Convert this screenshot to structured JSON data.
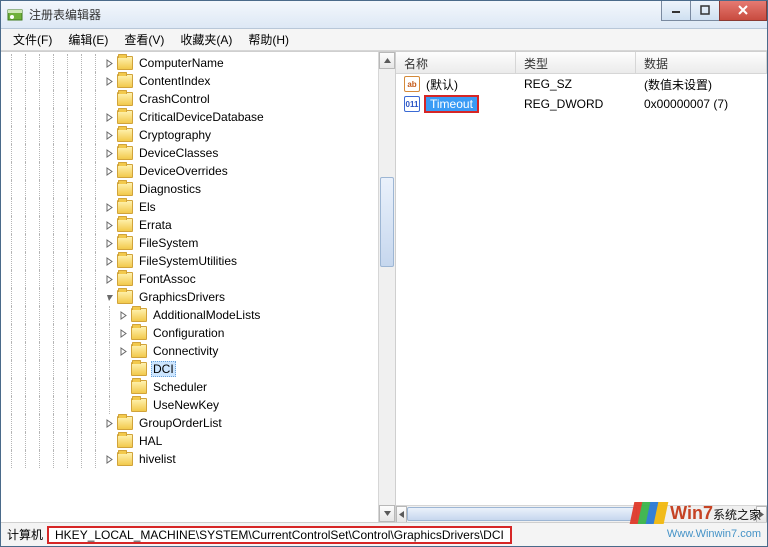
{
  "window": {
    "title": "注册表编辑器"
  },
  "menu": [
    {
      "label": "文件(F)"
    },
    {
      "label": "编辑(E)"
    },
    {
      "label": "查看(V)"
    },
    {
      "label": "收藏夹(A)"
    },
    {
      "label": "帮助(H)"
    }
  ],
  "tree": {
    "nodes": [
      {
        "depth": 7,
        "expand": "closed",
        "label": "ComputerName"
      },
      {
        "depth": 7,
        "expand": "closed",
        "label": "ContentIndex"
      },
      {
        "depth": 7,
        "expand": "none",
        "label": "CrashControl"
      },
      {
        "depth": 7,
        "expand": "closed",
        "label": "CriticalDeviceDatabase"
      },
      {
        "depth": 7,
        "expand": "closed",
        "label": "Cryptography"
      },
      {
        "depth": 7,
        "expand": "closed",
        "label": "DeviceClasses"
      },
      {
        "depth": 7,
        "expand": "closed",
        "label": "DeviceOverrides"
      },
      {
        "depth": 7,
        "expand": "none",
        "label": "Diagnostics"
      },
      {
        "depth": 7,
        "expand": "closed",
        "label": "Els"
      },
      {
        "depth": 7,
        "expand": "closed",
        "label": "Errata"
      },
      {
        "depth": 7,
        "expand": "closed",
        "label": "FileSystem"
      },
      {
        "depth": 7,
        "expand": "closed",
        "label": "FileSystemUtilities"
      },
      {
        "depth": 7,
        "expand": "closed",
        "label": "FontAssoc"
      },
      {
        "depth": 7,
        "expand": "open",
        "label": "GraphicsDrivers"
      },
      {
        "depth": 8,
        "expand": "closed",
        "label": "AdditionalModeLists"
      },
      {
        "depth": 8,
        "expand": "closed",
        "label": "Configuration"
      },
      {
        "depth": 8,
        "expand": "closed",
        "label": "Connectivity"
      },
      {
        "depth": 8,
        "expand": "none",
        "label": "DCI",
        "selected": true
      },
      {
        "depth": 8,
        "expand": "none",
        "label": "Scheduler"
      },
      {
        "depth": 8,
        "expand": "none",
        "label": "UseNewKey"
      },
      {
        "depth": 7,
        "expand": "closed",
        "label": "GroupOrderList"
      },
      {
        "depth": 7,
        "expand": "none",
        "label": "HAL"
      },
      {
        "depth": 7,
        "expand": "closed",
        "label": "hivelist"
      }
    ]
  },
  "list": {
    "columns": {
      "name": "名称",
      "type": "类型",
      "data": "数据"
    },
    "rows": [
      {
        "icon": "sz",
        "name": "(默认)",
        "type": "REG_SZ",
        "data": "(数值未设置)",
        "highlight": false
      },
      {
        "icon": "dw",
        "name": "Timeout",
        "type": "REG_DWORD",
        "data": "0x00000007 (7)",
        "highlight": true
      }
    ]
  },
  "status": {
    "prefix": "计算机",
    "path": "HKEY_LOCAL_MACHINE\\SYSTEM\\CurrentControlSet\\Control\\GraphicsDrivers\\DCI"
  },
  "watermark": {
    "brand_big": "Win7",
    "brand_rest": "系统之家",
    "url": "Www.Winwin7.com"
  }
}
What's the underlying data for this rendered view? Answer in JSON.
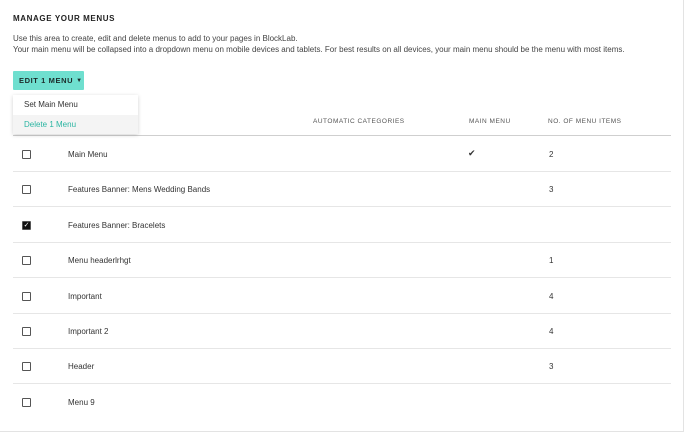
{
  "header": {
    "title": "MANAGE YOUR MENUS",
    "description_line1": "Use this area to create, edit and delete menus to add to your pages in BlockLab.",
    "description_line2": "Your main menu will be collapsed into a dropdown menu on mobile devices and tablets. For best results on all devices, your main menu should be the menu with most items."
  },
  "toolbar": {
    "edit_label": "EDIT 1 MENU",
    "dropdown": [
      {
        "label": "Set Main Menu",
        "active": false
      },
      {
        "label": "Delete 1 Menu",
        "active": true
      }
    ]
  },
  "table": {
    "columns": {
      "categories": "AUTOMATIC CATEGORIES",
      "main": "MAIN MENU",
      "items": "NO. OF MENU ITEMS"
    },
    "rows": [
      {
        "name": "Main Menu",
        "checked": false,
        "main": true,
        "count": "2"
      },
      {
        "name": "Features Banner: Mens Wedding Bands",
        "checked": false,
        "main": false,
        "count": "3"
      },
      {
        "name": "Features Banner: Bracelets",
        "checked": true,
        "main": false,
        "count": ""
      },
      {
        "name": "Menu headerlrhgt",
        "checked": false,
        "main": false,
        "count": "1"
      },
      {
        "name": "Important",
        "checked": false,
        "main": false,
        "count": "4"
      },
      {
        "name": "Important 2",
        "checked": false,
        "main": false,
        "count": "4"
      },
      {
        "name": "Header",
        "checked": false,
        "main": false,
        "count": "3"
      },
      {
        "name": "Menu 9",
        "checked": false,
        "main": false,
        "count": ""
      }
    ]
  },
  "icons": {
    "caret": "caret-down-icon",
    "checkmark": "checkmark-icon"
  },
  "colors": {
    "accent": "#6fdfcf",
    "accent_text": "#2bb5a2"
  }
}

• [Problem requirements]:
Without the pictures, return all the records precisely as they stand.

• [Exercise solution]:
Convert this screenshot to structured JSON data.
{
  "window": {
    "title": "注册表编辑器"
  },
  "menu": [
    {
      "label": "文件(F)"
    },
    {
      "label": "编辑(E)"
    },
    {
      "label": "查看(V)"
    },
    {
      "label": "收藏夹(A)"
    },
    {
      "label": "帮助(H)"
    }
  ],
  "tree": {
    "nodes": [
      {
        "depth": 7,
        "expand": "closed",
        "label": "ComputerName"
      },
      {
        "depth": 7,
        "expand": "closed",
        "label": "ContentIndex"
      },
      {
        "depth": 7,
        "expand": "none",
        "label": "CrashControl"
      },
      {
        "depth": 7,
        "expand": "closed",
        "label": "CriticalDeviceDatabase"
      },
      {
        "depth": 7,
        "expand": "closed",
        "label": "Cryptography"
      },
      {
        "depth": 7,
        "expand": "closed",
        "label": "DeviceClasses"
      },
      {
        "depth": 7,
        "expand": "closed",
        "label": "DeviceOverrides"
      },
      {
        "depth": 7,
        "expand": "none",
        "label": "Diagnostics"
      },
      {
        "depth": 7,
        "expand": "closed",
        "label": "Els"
      },
      {
        "depth": 7,
        "expand": "closed",
        "label": "Errata"
      },
      {
        "depth": 7,
        "expand": "closed",
        "label": "FileSystem"
      },
      {
        "depth": 7,
        "expand": "closed",
        "label": "FileSystemUtilities"
      },
      {
        "depth": 7,
        "expand": "closed",
        "label": "FontAssoc"
      },
      {
        "depth": 7,
        "expand": "open",
        "label": "GraphicsDrivers"
      },
      {
        "depth": 8,
        "expand": "closed",
        "label": "AdditionalModeLists"
      },
      {
        "depth": 8,
        "expand": "closed",
        "label": "Configuration"
      },
      {
        "depth": 8,
        "expand": "closed",
        "label": "Connectivity"
      },
      {
        "depth": 8,
        "expand": "none",
        "label": "DCI",
        "selected": true
      },
      {
        "depth": 8,
        "expand": "none",
        "label": "Scheduler"
      },
      {
        "depth": 8,
        "expand": "none",
        "label": "UseNewKey"
      },
      {
        "depth": 7,
        "expand": "closed",
        "label": "GroupOrderList"
      },
      {
        "depth": 7,
        "expand": "none",
        "label": "HAL"
      },
      {
        "depth": 7,
        "expand": "closed",
        "label": "hivelist"
      }
    ]
  },
  "list": {
    "columns": {
      "name": "名称",
      "type": "类型",
      "data": "数据"
    },
    "rows": [
      {
        "icon": "sz",
        "name": "(默认)",
        "type": "REG_SZ",
        "data": "(数值未设置)",
        "highlight": false
      },
      {
        "icon": "dw",
        "name": "Timeout",
        "type": "REG_DWORD",
        "data": "0x00000007 (7)",
        "highlight": true
      }
    ]
  },
  "status": {
    "prefix": "计算机",
    "path": "HKEY_LOCAL_MACHINE\\SYSTEM\\CurrentControlSet\\Control\\GraphicsDrivers\\DCI"
  },
  "watermark": {
    "brand_big": "Win7",
    "brand_rest": "系统之家",
    "url": "Www.Winwin7.com"
  }
}
What's the underlying data for this rendered view? Answer in JSON.
{
  "header": {
    "title": "MANAGE YOUR MENUS",
    "description_line1": "Use this area to create, edit and delete menus to add to your pages in BlockLab.",
    "description_line2": "Your main menu will be collapsed into a dropdown menu on mobile devices and tablets. For best results on all devices, your main menu should be the menu with most items."
  },
  "toolbar": {
    "edit_label": "EDIT 1 MENU",
    "dropdown": [
      {
        "label": "Set Main Menu",
        "active": false
      },
      {
        "label": "Delete 1 Menu",
        "active": true
      }
    ]
  },
  "table": {
    "columns": {
      "categories": "AUTOMATIC CATEGORIES",
      "main": "MAIN MENU",
      "items": "NO. OF MENU ITEMS"
    },
    "rows": [
      {
        "name": "Main Menu",
        "checked": false,
        "main": true,
        "count": "2"
      },
      {
        "name": "Features Banner: Mens Wedding Bands",
        "checked": false,
        "main": false,
        "count": "3"
      },
      {
        "name": "Features Banner: Bracelets",
        "checked": true,
        "main": false,
        "count": ""
      },
      {
        "name": "Menu headerlrhgt",
        "checked": false,
        "main": false,
        "count": "1"
      },
      {
        "name": "Important",
        "checked": false,
        "main": false,
        "count": "4"
      },
      {
        "name": "Important 2",
        "checked": false,
        "main": false,
        "count": "4"
      },
      {
        "name": "Header",
        "checked": false,
        "main": false,
        "count": "3"
      },
      {
        "name": "Menu 9",
        "checked": false,
        "main": false,
        "count": ""
      }
    ]
  },
  "icons": {
    "caret": "caret-down-icon",
    "checkmark": "checkmark-icon"
  },
  "colors": {
    "accent": "#6fdfcf",
    "accent_text": "#2bb5a2"
  }
}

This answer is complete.